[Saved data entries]
━━━━━━━━━━

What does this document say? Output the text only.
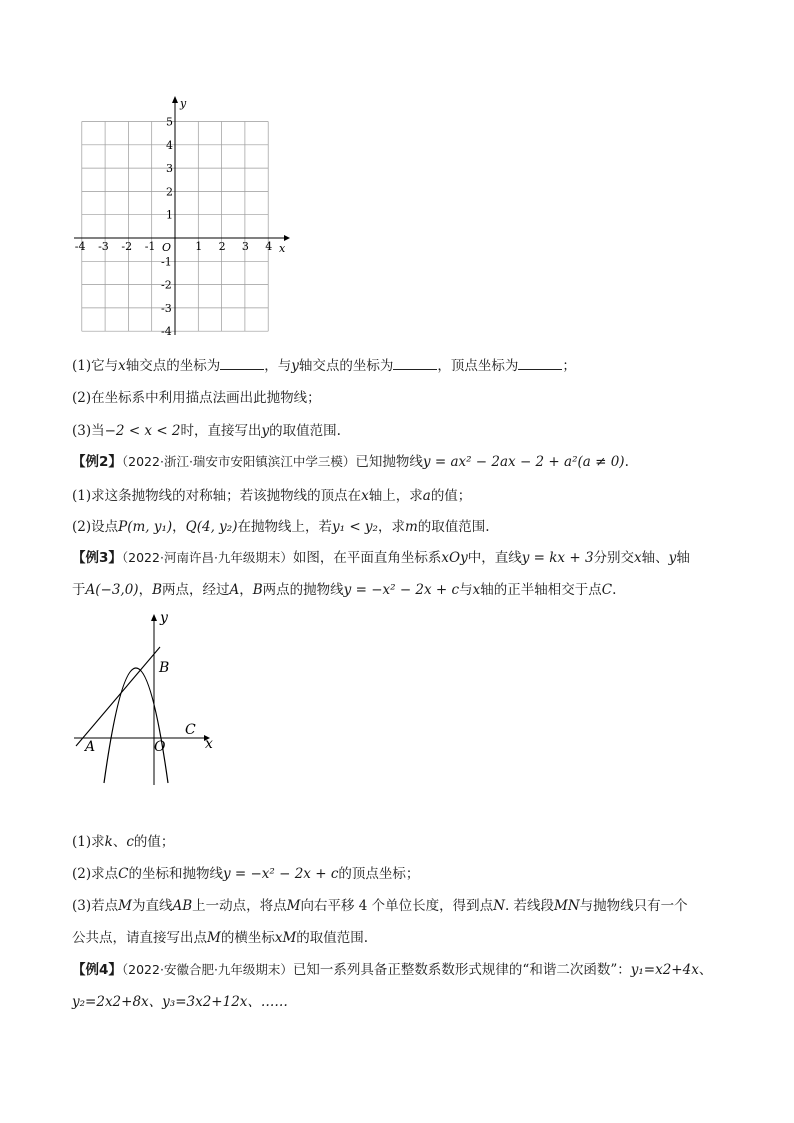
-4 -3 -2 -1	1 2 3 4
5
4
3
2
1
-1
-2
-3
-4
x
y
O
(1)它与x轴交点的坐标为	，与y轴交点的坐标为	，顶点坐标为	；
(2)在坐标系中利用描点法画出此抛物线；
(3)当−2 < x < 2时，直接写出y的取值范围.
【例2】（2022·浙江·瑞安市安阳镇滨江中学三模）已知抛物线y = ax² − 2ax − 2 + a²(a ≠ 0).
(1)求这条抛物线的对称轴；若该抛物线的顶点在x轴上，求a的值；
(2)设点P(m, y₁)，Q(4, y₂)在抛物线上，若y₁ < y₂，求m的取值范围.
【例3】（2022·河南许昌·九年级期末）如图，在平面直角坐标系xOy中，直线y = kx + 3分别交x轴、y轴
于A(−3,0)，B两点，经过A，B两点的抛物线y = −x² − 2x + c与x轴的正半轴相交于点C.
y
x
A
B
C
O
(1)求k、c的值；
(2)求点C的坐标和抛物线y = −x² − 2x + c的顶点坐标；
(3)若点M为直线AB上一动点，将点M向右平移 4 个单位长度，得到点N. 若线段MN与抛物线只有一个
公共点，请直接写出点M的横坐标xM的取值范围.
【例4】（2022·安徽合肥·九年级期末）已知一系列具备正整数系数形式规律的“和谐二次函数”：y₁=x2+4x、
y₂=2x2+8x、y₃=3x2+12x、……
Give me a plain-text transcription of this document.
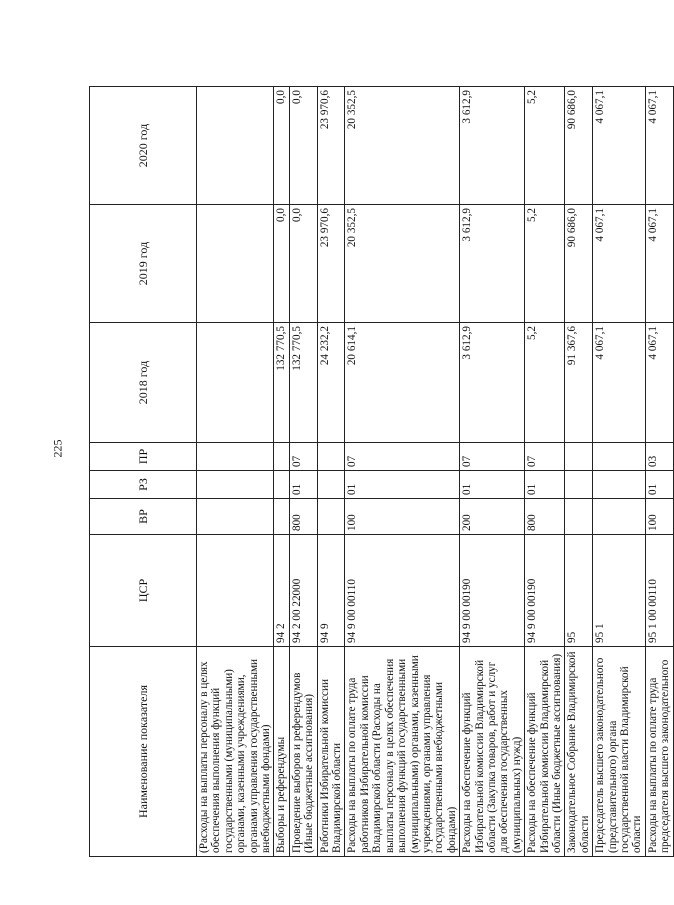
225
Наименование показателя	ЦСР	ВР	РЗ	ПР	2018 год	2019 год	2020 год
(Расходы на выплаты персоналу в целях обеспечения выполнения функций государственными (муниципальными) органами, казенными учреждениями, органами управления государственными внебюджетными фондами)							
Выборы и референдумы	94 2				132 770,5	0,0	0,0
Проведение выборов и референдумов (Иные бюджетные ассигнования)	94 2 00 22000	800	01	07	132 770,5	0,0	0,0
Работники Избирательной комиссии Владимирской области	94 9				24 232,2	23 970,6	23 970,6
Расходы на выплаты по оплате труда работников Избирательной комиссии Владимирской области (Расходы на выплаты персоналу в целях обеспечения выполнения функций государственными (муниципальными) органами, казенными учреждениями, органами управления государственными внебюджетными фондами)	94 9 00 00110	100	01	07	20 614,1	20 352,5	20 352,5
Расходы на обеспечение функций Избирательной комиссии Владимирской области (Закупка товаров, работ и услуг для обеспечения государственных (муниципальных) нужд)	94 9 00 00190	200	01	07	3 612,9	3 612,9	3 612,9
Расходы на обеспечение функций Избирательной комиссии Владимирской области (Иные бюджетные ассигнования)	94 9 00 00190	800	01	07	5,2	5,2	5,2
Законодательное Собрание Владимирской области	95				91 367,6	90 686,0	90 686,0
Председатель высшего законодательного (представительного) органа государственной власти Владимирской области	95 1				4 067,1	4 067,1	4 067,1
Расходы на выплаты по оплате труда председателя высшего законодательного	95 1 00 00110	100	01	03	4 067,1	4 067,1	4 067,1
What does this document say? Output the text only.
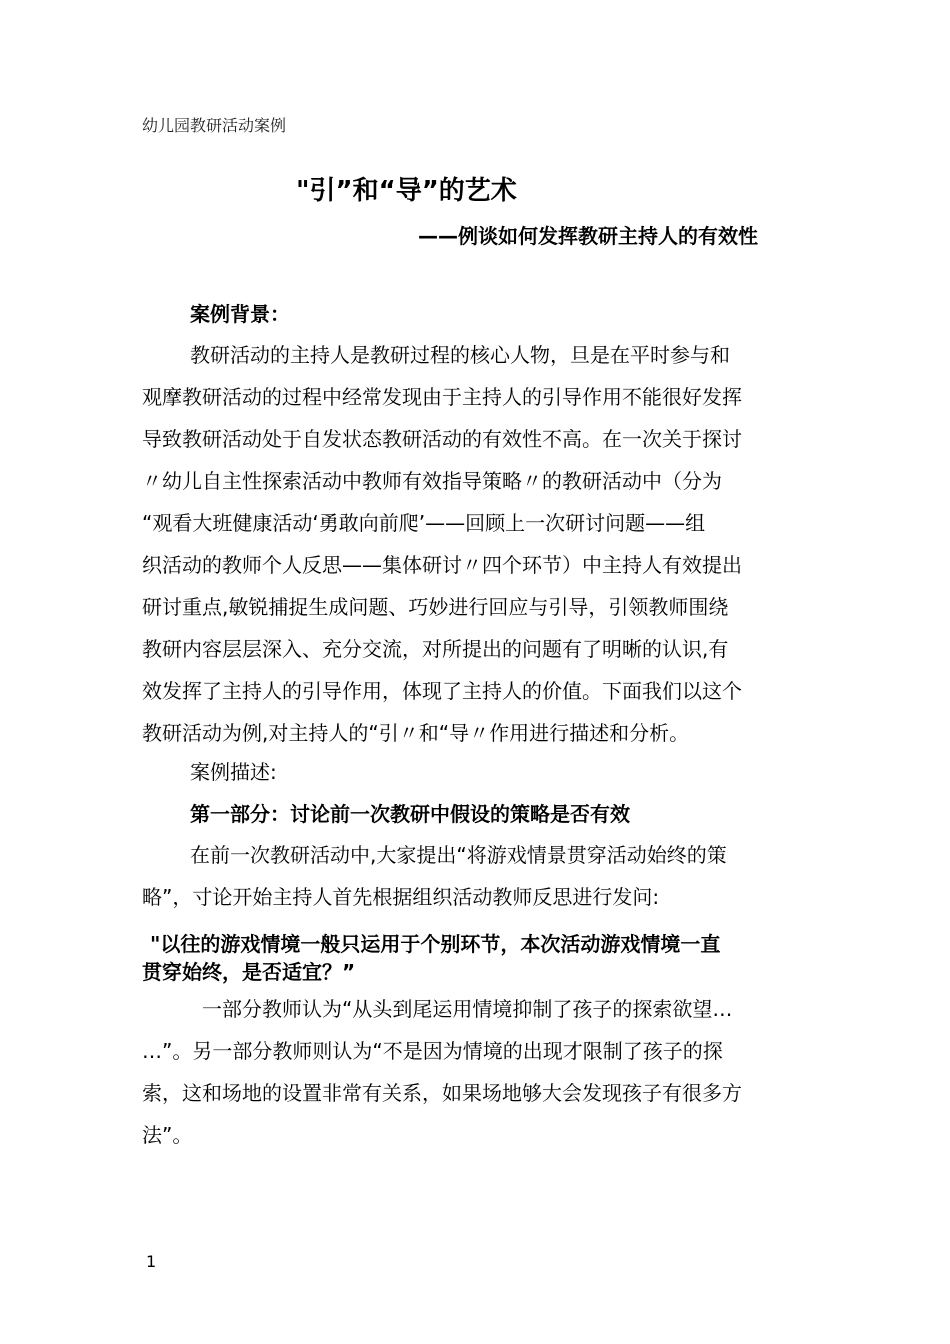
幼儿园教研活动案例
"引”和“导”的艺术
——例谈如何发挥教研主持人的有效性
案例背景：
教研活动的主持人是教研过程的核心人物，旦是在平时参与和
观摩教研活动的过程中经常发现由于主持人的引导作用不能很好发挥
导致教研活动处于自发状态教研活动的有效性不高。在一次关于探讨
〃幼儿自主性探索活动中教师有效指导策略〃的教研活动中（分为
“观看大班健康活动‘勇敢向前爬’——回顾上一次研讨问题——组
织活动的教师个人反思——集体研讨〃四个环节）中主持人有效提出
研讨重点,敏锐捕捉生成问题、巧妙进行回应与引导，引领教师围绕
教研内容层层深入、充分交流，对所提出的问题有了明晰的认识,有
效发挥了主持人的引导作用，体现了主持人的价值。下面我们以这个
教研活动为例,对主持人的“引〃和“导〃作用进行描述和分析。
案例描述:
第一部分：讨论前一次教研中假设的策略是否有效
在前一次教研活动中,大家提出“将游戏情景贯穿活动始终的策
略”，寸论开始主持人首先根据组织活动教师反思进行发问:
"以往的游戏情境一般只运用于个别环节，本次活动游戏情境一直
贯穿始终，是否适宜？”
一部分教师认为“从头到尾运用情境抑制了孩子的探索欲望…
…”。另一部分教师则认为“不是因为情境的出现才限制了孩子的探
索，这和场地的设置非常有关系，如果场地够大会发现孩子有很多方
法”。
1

━━━━━━━━━━

# Problem:
Every entry must be reproduced exactly, with the images left out.

# Solution for this task:
What does this document say? Output the text only.
-4 -3 -2 -1	1 2 3 4
5
4
3
2
1
-1
-2
-3
-4
x
y
O
(1)它与x轴交点的坐标为	，与y轴交点的坐标为	，顶点坐标为	；
(2)在坐标系中利用描点法画出此抛物线；
(3)当−2 < x < 2时，直接写出y的取值范围.
【例2】（2022·浙江·瑞安市安阳镇滨江中学三模）已知抛物线y = ax² − 2ax − 2 + a²(a ≠ 0).
(1)求这条抛物线的对称轴；若该抛物线的顶点在x轴上，求a的值；
(2)设点P(m, y₁)，Q(4, y₂)在抛物线上，若y₁ < y₂，求m的取值范围.
【例3】（2022·河南许昌·九年级期末）如图，在平面直角坐标系xOy中，直线y = kx + 3分别交x轴、y轴
于A(−3,0)，B两点，经过A，B两点的抛物线y = −x² − 2x + c与x轴的正半轴相交于点C.
y
x
A
B
C
O
(1)求k、c的值；
(2)求点C的坐标和抛物线y = −x² − 2x + c的顶点坐标；
(3)若点M为直线AB上一动点，将点M向右平移 4 个单位长度，得到点N. 若线段MN与抛物线只有一个
公共点，请直接写出点M的横坐标xM的取值范围.
【例4】（2022·安徽合肥·九年级期末）已知一系列具备正整数系数形式规律的“和谐二次函数”：y₁=x2+4x、
y₂=2x2+8x、y₃=3x2+12x、……
Give me a plain-text transcription of this document.
225
Наименование показателя	ЦСР	ВР	РЗ	ПР	2018 год	2019 год	2020 год
(Расходы на выплаты персоналу в целях обеспечения выполнения функций государственными (муниципальными) органами, казенными учреждениями, органами управления государственными внебюджетными фондами)							
Выборы и референдумы	94 2				132 770,5	0,0	0,0
Проведение выборов и референдумов (Иные бюджетные ассигнования)	94 2 00 22000	800	01	07	132 770,5	0,0	0,0
Работники Избирательной комиссии Владимирской области	94 9				24 232,2	23 970,6	23 970,6
Расходы на выплаты по оплате труда работников Избирательной комиссии Владимирской области (Расходы на выплаты персоналу в целях обеспечения выполнения функций государственными (муниципальными) органами, казенными учреждениями, органами управления государственными внебюджетными фондами)	94 9 00 00110	100	01	07	20 614,1	20 352,5	20 352,5
Расходы на обеспечение функций Избирательной комиссии Владимирской области (Закупка товаров, работ и услуг для обеспечения государственных (муниципальных) нужд)	94 9 00 00190	200	01	07	3 612,9	3 612,9	3 612,9
Расходы на обеспечение функций Избирательной комиссии Владимирской области (Иные бюджетные ассигнования)	94 9 00 00190	800	01	07	5,2	5,2	5,2
Законодательное Собрание Владимирской области	95				91 367,6	90 686,0	90 686,0
Председатель высшего законодательного (представительного) органа государственной власти Владимирской области	95 1				4 067,1	4 067,1	4 067,1
Расходы на выплаты по оплате труда председателя высшего законодательного	95 1 00 00110	100	01	03	4 067,1	4 067,1	4 067,1
What does this document say? Output the text only.
幼儿园教研活动案例
"引”和“导”的艺术
——例谈如何发挥教研主持人的有效性
案例背景：
教研活动的主持人是教研过程的核心人物，旦是在平时参与和
观摩教研活动的过程中经常发现由于主持人的引导作用不能很好发挥
导致教研活动处于自发状态教研活动的有效性不高。在一次关于探讨
〃幼儿自主性探索活动中教师有效指导策略〃的教研活动中（分为
“观看大班健康活动‘勇敢向前爬’——回顾上一次研讨问题——组
织活动的教师个人反思——集体研讨〃四个环节）中主持人有效提出
研讨重点,敏锐捕捉生成问题、巧妙进行回应与引导，引领教师围绕
教研内容层层深入、充分交流，对所提出的问题有了明晰的认识,有
效发挥了主持人的引导作用，体现了主持人的价值。下面我们以这个
教研活动为例,对主持人的“引〃和“导〃作用进行描述和分析。
案例描述:
第一部分：讨论前一次教研中假设的策略是否有效
在前一次教研活动中,大家提出“将游戏情景贯穿活动始终的策
略”，寸论开始主持人首先根据组织活动教师反思进行发问:
"以往的游戏情境一般只运用于个别环节，本次活动游戏情境一直
贯穿始终，是否适宜？”
一部分教师认为“从头到尾运用情境抑制了孩子的探索欲望…
…”。另一部分教师则认为“不是因为情境的出现才限制了孩子的探
索，这和场地的设置非常有关系，如果场地够大会发现孩子有很多方
法”。
1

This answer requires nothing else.